#### [What is required]
Give every line again exactly as it appears, please, but not the pictures.

#### [Information supplied]

━━━━━━━━━━━━━━━━

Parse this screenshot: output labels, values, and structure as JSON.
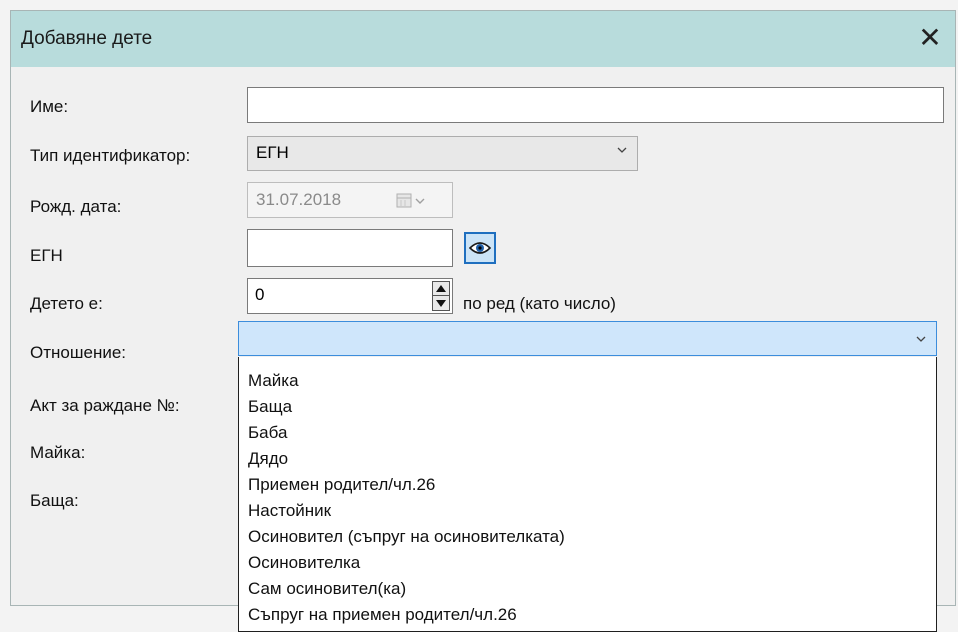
{
  "dialog": {
    "title": "Добавяне дете",
    "close_glyph": "✕"
  },
  "form": {
    "name_label": "Име:",
    "name_value": "",
    "id_type_label": "Тип идентификатор:",
    "id_type_value": "ЕГН",
    "birth_label": "Рожд. дата:",
    "birth_value": "31.07.2018",
    "egn_label": "ЕГН",
    "egn_value": "",
    "child_order_label": "Детето е:",
    "child_order_value": "0",
    "child_order_suffix": "по ред (като число)",
    "relation_label": "Отношение:",
    "relation_value": "",
    "birth_act_label": "Акт за раждане №:",
    "mother_label": "Майка:",
    "father_label": "Баща:"
  },
  "dropdown": {
    "options": [
      "Майка",
      "Баща",
      "Баба",
      "Дядо",
      "Приемен родител/чл.26",
      "Настойник",
      "Осиновител (съпруг на осиновителката)",
      "Осиновителка",
      "Сам осиновител(ка)",
      "Съпруг на приемен родител/чл.26"
    ]
  },
  "icons": {
    "calendar": "calendar-icon",
    "eye": "eye-icon",
    "chevron": "chevron-down-icon"
  },
  "colors": {
    "titlebar": "#b8dcdc",
    "selection": "#cfe6fb",
    "accent": "#1f6fbf"
  }
}
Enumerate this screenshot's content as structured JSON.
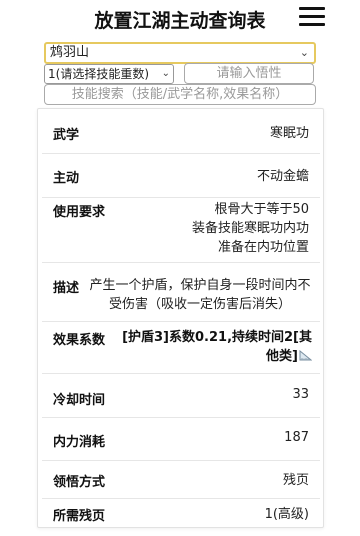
{
  "header": {
    "title": "放置江湖主动查询表"
  },
  "filters": {
    "skill_select_value": "鸩羽山",
    "level_select_value": "1(请选择技能重数)",
    "wuxing_placeholder": "请输入悟性",
    "search_placeholder": "技能搜索（技能/武学名称,效果名称）"
  },
  "details": {
    "wuxue_label": "武学",
    "wuxue_value": "寒眠功",
    "zhudong_label": "主动",
    "zhudong_value": "不动金蟾",
    "req_label": "使用要求",
    "req_lines": [
      "根骨大于等于50",
      "装备技能寒眠功内功",
      "准备在内功位置"
    ],
    "desc_label": "描述",
    "desc_value": "产生一个护盾，保护自身一段时间内不受伤害（吸收一定伤害后消失）",
    "effect_label": "效果系数",
    "effect_value": "[护盾3]系数0.21,持续时间2[其他类]",
    "cooldown_label": "冷却时间",
    "cooldown_value": "33",
    "neili_label": "内力消耗",
    "neili_value": "187",
    "lingwu_label": "领悟方式",
    "lingwu_value": "残页",
    "canye_label": "所需残页",
    "canye_value": "1(高级)"
  }
}
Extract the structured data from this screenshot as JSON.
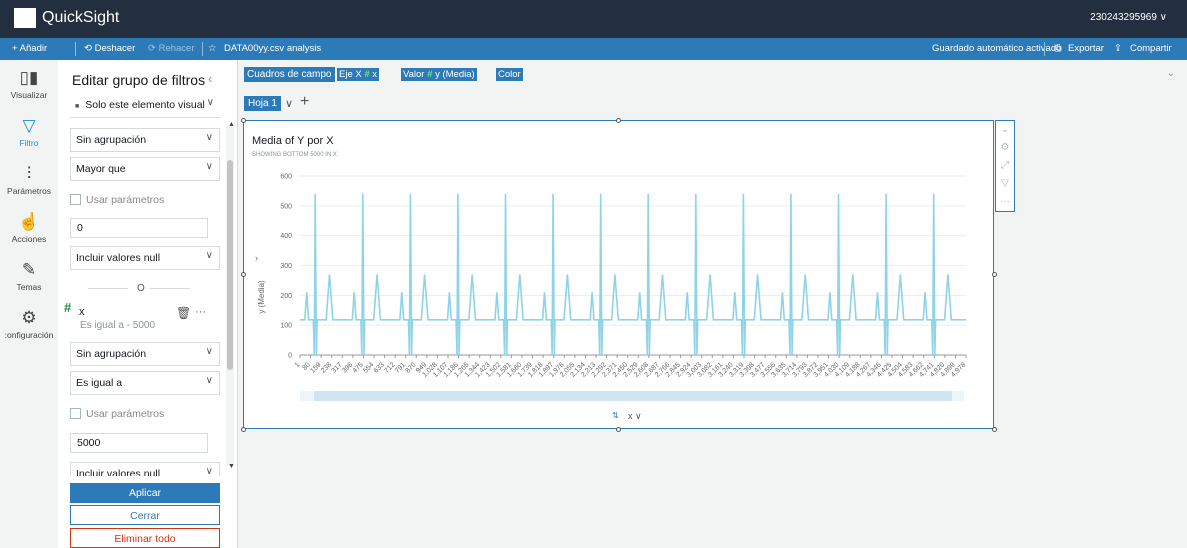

━━━━━━━━━━━━━━━━

#### [Problem solution]
Parse this screenshot: output labels, values, and structure as JSON.
{
  "dialog": {
    "title": "Добавяне дете",
    "close_glyph": "✕"
  },
  "form": {
    "name_label": "Име:",
    "name_value": "",
    "id_type_label": "Тип идентификатор:",
    "id_type_value": "ЕГН",
    "birth_label": "Рожд. дата:",
    "birth_value": "31.07.2018",
    "egn_label": "ЕГН",
    "egn_value": "",
    "child_order_label": "Детето е:",
    "child_order_value": "0",
    "child_order_suffix": "по ред (като число)",
    "relation_label": "Отношение:",
    "relation_value": "",
    "birth_act_label": "Акт за раждане №:",
    "mother_label": "Майка:",
    "father_label": "Баща:"
  },
  "dropdown": {
    "options": [
      "Майка",
      "Баща",
      "Баба",
      "Дядо",
      "Приемен родител/чл.26",
      "Настойник",
      "Осиновител (съпруг на осиновителката)",
      "Осиновителка",
      "Сам осиновител(ка)",
      "Съпруг на приемен родител/чл.26"
    ]
  },
  "icons": {
    "calendar": "calendar-icon",
    "eye": "eye-icon",
    "chevron": "chevron-down-icon"
  },
  "colors": {
    "titlebar": "#b8dcdc",
    "selection": "#cfe6fb",
    "accent": "#1f6fbf"
  }
}
Enumerate this screenshot's content as structured JSON.
{
  "header": {
    "title": "放置江湖主动查询表"
  },
  "filters": {
    "skill_select_value": "鸩羽山",
    "level_select_value": "1(请选择技能重数)",
    "wuxing_placeholder": "请输入悟性",
    "search_placeholder": "技能搜索（技能/武学名称,效果名称）"
  },
  "details": {
    "wuxue_label": "武学",
    "wuxue_value": "寒眠功",
    "zhudong_label": "主动",
    "zhudong_value": "不动金蟾",
    "req_label": "使用要求",
    "req_lines": [
      "根骨大于等于50",
      "装备技能寒眠功内功",
      "准备在内功位置"
    ],
    "desc_label": "描述",
    "desc_value": "产生一个护盾，保护自身一段时间内不受伤害（吸收一定伤害后消失）",
    "effect_label": "效果系数",
    "effect_value": "[护盾3]系数0.21,持续时间2[其他类]",
    "cooldown_label": "冷却时间",
    "cooldown_value": "33",
    "neili_label": "内力消耗",
    "neili_value": "187",
    "lingwu_label": "领悟方式",
    "lingwu_value": "残页",
    "canye_label": "所需残页",
    "canye_value": "1(高级)"
  }
}
Extract the structured data from this screenshot as JSON.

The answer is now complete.